▶ Task to carry out:
Lines containing the word "Profilok" are the ones to copy from the records below.
-*-*-
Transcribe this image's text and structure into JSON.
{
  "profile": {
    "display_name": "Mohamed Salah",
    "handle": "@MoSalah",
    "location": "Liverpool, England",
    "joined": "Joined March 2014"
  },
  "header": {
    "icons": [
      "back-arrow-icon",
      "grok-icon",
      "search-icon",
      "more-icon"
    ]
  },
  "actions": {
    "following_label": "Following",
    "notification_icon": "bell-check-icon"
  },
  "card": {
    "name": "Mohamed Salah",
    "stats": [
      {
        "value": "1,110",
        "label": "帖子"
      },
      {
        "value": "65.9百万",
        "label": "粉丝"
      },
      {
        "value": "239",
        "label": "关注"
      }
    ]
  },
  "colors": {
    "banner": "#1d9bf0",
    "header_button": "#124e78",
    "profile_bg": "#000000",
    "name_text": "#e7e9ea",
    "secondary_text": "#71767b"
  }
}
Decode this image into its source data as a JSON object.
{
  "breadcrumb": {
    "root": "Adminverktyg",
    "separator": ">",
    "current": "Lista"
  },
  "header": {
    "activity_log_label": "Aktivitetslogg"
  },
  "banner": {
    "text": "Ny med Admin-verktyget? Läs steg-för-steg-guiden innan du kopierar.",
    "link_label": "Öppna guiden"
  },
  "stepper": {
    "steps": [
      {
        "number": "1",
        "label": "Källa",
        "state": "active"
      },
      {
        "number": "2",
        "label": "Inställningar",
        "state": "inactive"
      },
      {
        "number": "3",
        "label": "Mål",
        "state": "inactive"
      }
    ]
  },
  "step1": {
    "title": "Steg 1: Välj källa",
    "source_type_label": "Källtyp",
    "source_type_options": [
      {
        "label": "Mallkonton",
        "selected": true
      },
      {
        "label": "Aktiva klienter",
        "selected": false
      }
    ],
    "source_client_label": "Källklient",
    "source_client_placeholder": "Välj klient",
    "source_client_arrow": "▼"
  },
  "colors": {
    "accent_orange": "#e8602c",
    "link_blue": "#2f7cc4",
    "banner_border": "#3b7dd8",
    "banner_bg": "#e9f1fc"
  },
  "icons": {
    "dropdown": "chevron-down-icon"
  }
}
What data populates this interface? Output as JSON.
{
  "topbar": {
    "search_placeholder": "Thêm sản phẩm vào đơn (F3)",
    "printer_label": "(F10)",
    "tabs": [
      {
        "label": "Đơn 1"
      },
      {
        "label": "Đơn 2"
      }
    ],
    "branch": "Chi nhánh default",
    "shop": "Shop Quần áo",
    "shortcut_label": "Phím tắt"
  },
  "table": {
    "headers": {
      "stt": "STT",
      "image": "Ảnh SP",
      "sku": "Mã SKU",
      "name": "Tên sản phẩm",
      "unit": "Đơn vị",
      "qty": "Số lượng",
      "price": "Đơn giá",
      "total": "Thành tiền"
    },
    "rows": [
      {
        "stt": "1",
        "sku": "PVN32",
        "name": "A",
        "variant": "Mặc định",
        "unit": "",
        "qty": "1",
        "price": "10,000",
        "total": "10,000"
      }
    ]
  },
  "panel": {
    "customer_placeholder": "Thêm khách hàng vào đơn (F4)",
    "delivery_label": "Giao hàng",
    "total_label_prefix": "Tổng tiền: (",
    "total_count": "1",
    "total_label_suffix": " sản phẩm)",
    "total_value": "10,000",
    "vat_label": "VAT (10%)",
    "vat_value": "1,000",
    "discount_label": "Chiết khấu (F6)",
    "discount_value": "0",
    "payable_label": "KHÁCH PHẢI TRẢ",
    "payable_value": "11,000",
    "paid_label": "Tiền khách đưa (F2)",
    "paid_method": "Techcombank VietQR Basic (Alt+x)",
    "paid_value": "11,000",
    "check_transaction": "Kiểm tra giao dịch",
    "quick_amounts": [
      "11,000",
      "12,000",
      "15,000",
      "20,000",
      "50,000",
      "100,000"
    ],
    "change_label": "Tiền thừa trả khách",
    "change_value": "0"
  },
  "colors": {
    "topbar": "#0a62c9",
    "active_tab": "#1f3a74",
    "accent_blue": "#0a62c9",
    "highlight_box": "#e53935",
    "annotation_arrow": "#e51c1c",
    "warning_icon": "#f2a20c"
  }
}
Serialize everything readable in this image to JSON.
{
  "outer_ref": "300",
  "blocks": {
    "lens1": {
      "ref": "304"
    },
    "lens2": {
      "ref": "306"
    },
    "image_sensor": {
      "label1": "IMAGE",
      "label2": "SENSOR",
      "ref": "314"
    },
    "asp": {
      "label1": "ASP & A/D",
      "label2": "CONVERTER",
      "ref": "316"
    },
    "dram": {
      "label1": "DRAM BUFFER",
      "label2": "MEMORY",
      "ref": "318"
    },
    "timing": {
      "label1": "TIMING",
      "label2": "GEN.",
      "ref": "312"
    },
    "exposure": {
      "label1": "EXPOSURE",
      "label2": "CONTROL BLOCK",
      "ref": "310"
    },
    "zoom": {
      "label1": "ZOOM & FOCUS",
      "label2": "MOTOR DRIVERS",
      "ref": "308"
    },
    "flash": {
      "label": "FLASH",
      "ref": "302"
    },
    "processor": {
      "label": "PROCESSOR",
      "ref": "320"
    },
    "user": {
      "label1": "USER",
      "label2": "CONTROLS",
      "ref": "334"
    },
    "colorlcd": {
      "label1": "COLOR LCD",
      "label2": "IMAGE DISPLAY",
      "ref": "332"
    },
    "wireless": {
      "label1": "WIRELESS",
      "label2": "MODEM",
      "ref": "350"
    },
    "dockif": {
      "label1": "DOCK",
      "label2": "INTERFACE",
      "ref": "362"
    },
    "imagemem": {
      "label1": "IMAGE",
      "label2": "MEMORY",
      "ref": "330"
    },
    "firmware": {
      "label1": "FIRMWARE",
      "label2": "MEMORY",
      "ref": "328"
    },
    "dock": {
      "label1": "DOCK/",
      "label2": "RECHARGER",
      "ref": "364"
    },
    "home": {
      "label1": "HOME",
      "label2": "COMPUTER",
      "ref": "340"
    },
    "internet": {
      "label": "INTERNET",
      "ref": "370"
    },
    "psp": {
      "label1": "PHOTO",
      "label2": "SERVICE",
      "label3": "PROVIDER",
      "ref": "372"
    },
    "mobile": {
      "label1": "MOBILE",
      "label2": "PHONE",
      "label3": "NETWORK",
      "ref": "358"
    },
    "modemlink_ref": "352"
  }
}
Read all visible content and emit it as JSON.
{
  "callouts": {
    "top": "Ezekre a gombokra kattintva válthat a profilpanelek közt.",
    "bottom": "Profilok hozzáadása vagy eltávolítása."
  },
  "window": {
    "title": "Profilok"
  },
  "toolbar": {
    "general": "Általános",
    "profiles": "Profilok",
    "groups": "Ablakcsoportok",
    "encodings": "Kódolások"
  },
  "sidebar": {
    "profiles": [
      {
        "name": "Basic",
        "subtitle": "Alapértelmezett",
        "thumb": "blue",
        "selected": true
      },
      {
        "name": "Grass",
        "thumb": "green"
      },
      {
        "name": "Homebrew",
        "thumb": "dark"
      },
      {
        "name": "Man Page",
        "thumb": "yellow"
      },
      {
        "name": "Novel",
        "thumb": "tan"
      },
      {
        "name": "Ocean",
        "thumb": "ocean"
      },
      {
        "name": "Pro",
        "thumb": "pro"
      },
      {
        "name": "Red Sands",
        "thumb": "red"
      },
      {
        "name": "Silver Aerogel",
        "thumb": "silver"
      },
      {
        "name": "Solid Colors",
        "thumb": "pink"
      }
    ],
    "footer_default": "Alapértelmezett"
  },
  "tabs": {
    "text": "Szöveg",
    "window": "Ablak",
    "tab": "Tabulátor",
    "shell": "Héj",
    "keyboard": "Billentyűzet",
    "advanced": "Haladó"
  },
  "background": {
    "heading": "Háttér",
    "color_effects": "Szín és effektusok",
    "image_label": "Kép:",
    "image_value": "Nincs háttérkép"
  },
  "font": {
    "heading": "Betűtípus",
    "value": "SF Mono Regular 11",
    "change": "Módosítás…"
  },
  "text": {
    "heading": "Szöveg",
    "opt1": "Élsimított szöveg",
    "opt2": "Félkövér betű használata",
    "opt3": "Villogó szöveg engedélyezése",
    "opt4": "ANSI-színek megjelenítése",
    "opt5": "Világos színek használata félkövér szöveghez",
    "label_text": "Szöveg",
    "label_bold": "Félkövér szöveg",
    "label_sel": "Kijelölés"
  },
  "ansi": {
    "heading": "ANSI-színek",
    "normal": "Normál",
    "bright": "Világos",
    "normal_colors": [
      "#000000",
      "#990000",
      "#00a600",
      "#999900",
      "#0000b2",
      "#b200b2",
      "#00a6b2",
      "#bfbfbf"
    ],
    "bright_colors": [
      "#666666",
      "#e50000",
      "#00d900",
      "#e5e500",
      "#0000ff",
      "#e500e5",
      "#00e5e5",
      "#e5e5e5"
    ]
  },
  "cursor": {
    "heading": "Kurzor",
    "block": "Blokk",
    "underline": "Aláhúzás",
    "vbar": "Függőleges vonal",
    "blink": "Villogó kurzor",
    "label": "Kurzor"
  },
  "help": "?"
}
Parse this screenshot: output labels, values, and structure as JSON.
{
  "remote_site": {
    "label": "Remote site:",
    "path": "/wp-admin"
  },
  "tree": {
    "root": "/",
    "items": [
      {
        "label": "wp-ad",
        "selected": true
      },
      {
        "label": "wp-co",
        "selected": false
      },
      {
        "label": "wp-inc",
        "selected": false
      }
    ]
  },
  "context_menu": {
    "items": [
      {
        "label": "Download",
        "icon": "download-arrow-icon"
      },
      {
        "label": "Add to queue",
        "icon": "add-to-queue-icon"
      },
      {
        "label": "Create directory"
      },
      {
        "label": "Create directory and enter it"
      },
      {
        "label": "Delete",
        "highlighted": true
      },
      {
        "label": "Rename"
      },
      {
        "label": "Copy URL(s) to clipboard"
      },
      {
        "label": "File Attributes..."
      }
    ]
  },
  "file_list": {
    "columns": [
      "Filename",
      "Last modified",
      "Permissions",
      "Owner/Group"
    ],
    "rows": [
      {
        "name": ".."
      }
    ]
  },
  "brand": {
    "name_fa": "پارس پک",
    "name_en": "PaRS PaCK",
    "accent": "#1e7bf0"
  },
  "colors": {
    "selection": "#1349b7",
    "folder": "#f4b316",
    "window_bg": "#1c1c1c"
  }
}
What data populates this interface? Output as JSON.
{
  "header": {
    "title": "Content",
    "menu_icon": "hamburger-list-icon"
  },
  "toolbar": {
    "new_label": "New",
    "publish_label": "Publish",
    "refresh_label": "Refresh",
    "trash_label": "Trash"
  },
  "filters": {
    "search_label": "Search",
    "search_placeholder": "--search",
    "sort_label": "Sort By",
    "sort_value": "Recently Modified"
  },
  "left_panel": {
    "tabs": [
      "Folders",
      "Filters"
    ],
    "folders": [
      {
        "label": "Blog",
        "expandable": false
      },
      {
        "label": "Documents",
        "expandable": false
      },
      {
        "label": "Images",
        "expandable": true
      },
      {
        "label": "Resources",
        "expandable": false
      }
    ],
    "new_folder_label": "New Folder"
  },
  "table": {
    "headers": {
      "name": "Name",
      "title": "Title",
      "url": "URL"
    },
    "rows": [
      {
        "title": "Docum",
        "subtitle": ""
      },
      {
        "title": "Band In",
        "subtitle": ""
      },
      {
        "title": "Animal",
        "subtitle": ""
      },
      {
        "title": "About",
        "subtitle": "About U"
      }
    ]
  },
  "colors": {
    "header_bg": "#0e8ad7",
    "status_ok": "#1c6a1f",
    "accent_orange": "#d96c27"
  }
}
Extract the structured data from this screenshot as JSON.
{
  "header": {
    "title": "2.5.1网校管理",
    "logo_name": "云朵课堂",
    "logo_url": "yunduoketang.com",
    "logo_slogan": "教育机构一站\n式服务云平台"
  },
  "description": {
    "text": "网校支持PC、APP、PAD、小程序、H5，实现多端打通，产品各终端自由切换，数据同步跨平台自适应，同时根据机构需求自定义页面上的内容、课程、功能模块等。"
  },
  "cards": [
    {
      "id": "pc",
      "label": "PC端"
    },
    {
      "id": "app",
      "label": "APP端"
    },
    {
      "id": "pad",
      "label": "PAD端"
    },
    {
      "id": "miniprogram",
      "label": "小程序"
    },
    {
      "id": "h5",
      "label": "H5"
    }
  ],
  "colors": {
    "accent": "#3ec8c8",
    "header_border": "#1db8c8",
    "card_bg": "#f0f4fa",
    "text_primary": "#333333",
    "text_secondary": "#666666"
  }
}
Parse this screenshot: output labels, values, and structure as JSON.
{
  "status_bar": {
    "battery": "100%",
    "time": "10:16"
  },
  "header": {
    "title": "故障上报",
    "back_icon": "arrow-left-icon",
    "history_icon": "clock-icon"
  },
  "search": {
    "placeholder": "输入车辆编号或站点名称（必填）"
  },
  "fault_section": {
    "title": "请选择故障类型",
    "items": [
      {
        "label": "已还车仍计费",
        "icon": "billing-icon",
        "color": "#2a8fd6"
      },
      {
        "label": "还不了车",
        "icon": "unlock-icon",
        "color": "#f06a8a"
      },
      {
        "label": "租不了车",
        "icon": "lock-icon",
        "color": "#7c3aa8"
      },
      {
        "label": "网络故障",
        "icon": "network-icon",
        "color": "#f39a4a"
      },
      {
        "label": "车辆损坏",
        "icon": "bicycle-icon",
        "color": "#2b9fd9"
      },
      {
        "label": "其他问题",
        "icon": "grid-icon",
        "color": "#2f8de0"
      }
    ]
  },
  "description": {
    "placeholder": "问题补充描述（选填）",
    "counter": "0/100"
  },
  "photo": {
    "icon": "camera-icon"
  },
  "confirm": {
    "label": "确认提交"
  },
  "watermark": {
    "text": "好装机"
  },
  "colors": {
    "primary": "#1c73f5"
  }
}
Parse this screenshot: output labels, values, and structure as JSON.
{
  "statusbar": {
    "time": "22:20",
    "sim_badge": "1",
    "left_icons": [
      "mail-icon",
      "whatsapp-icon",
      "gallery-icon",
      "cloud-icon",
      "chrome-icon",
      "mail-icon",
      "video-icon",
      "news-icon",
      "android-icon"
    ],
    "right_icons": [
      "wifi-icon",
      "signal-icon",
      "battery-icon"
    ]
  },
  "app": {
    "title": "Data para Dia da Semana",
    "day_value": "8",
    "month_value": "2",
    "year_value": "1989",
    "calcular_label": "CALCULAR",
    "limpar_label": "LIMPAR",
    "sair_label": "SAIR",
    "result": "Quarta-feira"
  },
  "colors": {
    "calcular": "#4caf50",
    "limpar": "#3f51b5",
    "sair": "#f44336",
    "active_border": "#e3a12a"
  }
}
-*-*-
▶ Finished exercise:
    "bottom": "Profilok hozzáadása vagy eltávolítása."
    "title": "Profilok"
    "profiles": "Profilok",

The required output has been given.